*Your goal*. Locate the lines of the listing below that hold "Optode", then copy each of them.

*Data excerpts*.
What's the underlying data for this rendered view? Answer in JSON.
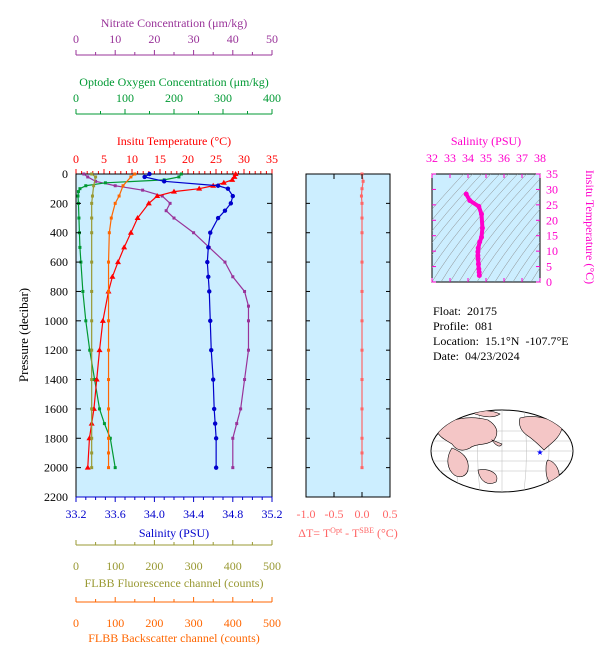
{
  "float_info": {
    "float_line": "Float:  20175",
    "profile_line": "Profile:  081",
    "location_line": "Location:  15.1°N  -107.7°E",
    "date_line": "Date:  04/23/2024"
  },
  "colors": {
    "nitrate": "#993399",
    "oxygen": "#009933",
    "temperature": "#ff0000",
    "salinity": "#0000cc",
    "fluorescence": "#999933",
    "backscatter": "#ff6600",
    "dt": "#ff6666",
    "ts": "#ff00cc",
    "panel_bg": "#cceeff"
  },
  "chart_data": [
    {
      "type": "line",
      "name": "main-profile-panel",
      "ylabel": "Pressure (decibar)",
      "ylim": [
        2200,
        0
      ],
      "yticks": [
        "0",
        "200",
        "400",
        "600",
        "800",
        "1000",
        "1200",
        "1400",
        "1600",
        "1800",
        "2000",
        "2200"
      ],
      "axes": {
        "nitrate": {
          "label": "Nitrate Concentration (μm/kg)",
          "range": [
            0,
            50
          ],
          "ticks": [
            "0",
            "10",
            "20",
            "30",
            "40",
            "50"
          ]
        },
        "oxygen": {
          "label": "Optode Oxygen Concentration (μm/kg)",
          "range": [
            0,
            400
          ],
          "ticks": [
            "0",
            "100",
            "200",
            "300",
            "400"
          ]
        },
        "temperature": {
          "label": "Insitu Temperature (°C)",
          "range": [
            0,
            35
          ],
          "ticks": [
            "0",
            "5",
            "10",
            "15",
            "20",
            "25",
            "30",
            "35"
          ]
        },
        "salinity": {
          "label": "Salinity (PSU)",
          "range": [
            33.2,
            35.2
          ],
          "ticks": [
            "33.2",
            "33.6",
            "34.0",
            "34.4",
            "34.8",
            "35.2"
          ]
        },
        "fluorescence": {
          "label": "FLBB Fluorescence channel (counts)",
          "range": [
            0,
            500
          ],
          "ticks": [
            "0",
            "100",
            "200",
            "300",
            "400",
            "500"
          ]
        },
        "backscatter": {
          "label": "FLBB Backscatter channel (counts)",
          "range": [
            0,
            500
          ],
          "ticks": [
            "0",
            "100",
            "200",
            "300",
            "400",
            "500"
          ]
        }
      },
      "series": [
        {
          "name": "Nitrate Concentration",
          "axis": "nitrate",
          "x": [
            2,
            3,
            5,
            10,
            17,
            22,
            24,
            23,
            25,
            30,
            34,
            38,
            40,
            43,
            44,
            44,
            44,
            43,
            42,
            41,
            40,
            40
          ],
          "y": [
            0,
            20,
            50,
            80,
            110,
            150,
            200,
            250,
            300,
            400,
            500,
            600,
            700,
            800,
            900,
            1000,
            1200,
            1400,
            1600,
            1700,
            1800,
            2000
          ]
        },
        {
          "name": "Optode Oxygen Concentration",
          "axis": "oxygen",
          "x": [
            215,
            210,
            180,
            60,
            20,
            8,
            5,
            4,
            5,
            6,
            7,
            8,
            10,
            14,
            20,
            28,
            38,
            48,
            58,
            70,
            80
          ],
          "y": [
            0,
            20,
            40,
            60,
            80,
            100,
            120,
            150,
            200,
            300,
            400,
            500,
            600,
            800,
            1000,
            1200,
            1400,
            1600,
            1700,
            1800,
            2000
          ]
        },
        {
          "name": "Insitu Temperature",
          "axis": "temperature",
          "x": [
            28.5,
            28.3,
            27.9,
            26.4,
            24.5,
            22,
            17.5,
            14.5,
            13,
            11,
            9.8,
            8.6,
            7.5,
            6.5,
            5.8,
            4.8,
            4.2,
            3.7,
            3.2,
            2.8,
            2.4,
            2.1
          ],
          "y": [
            0,
            20,
            40,
            60,
            80,
            100,
            120,
            150,
            200,
            300,
            400,
            500,
            600,
            700,
            800,
            1000,
            1200,
            1400,
            1600,
            1700,
            1800,
            2000
          ]
        },
        {
          "name": "Salinity",
          "axis": "salinity",
          "x": [
            33.95,
            33.9,
            34.1,
            34.65,
            34.75,
            34.8,
            34.78,
            34.72,
            34.65,
            34.57,
            34.55,
            34.54,
            34.55,
            34.56,
            34.57,
            34.58,
            34.6,
            34.61,
            34.62,
            34.63,
            34.63
          ],
          "y": [
            0,
            20,
            50,
            80,
            100,
            150,
            200,
            250,
            300,
            400,
            500,
            600,
            700,
            800,
            1000,
            1200,
            1400,
            1600,
            1700,
            1800,
            2000
          ]
        },
        {
          "name": "FLBB Fluorescence",
          "axis": "fluorescence",
          "x": [
            40,
            50,
            45,
            42,
            40,
            40,
            40,
            40,
            40,
            40,
            40,
            40,
            40,
            40,
            40,
            40
          ],
          "y": [
            0,
            20,
            80,
            150,
            200,
            300,
            400,
            600,
            800,
            1000,
            1200,
            1400,
            1600,
            1800,
            1900,
            2000
          ]
        },
        {
          "name": "FLBB Backscatter",
          "axis": "backscatter",
          "x": [
            150,
            140,
            120,
            110,
            100,
            90,
            85,
            83,
            83,
            83,
            83,
            83,
            83,
            83,
            83,
            83
          ],
          "y": [
            0,
            20,
            80,
            150,
            200,
            300,
            400,
            600,
            800,
            1000,
            1200,
            1400,
            1600,
            1800,
            1900,
            2000
          ]
        }
      ]
    },
    {
      "type": "line",
      "name": "delta-t-panel",
      "xlabel": "ΔT= T^Opt - T^SBE (°C)",
      "xlim": [
        -1.0,
        0.5
      ],
      "xticks": [
        "-1.0",
        "-0.5",
        "0.0",
        "0.5"
      ],
      "ylim": [
        2200,
        0
      ],
      "series": [
        {
          "name": "Delta T",
          "x": [
            0.0,
            0.02,
            0.0,
            -0.01,
            0.0,
            0.0,
            0.0,
            0.0,
            0.0,
            0.0,
            0.0,
            0.0,
            0.0,
            0.0,
            0.0,
            0.0
          ],
          "y": [
            0,
            50,
            100,
            150,
            200,
            300,
            400,
            600,
            800,
            1000,
            1200,
            1400,
            1600,
            1800,
            1900,
            2000
          ]
        }
      ]
    },
    {
      "type": "line",
      "name": "ts-panel",
      "xlabel": "Salinity (PSU)",
      "ylabel": "Insitu Temperature (°C)",
      "xlim": [
        32,
        38
      ],
      "ylim": [
        0,
        35
      ],
      "xticks": [
        "32",
        "33",
        "34",
        "35",
        "36",
        "37",
        "38"
      ],
      "yticks": [
        "0",
        "5",
        "10",
        "15",
        "20",
        "25",
        "30",
        "35"
      ],
      "series": [
        {
          "name": "T-S",
          "x": [
            33.9,
            34.1,
            34.6,
            34.75,
            34.8,
            34.75,
            34.65,
            34.57,
            34.55,
            34.55,
            34.56,
            34.58,
            34.6,
            34.62,
            34.63
          ],
          "y": [
            28.5,
            26.4,
            24.5,
            22,
            17.5,
            14.5,
            13,
            11,
            9.8,
            8.6,
            7.5,
            5.8,
            4.2,
            3.2,
            2.1
          ]
        }
      ]
    }
  ]
}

*Written solution*.
          "label": "Optode Oxygen Concentration (μm/kg)",
          "name": "Optode Oxygen Concentration",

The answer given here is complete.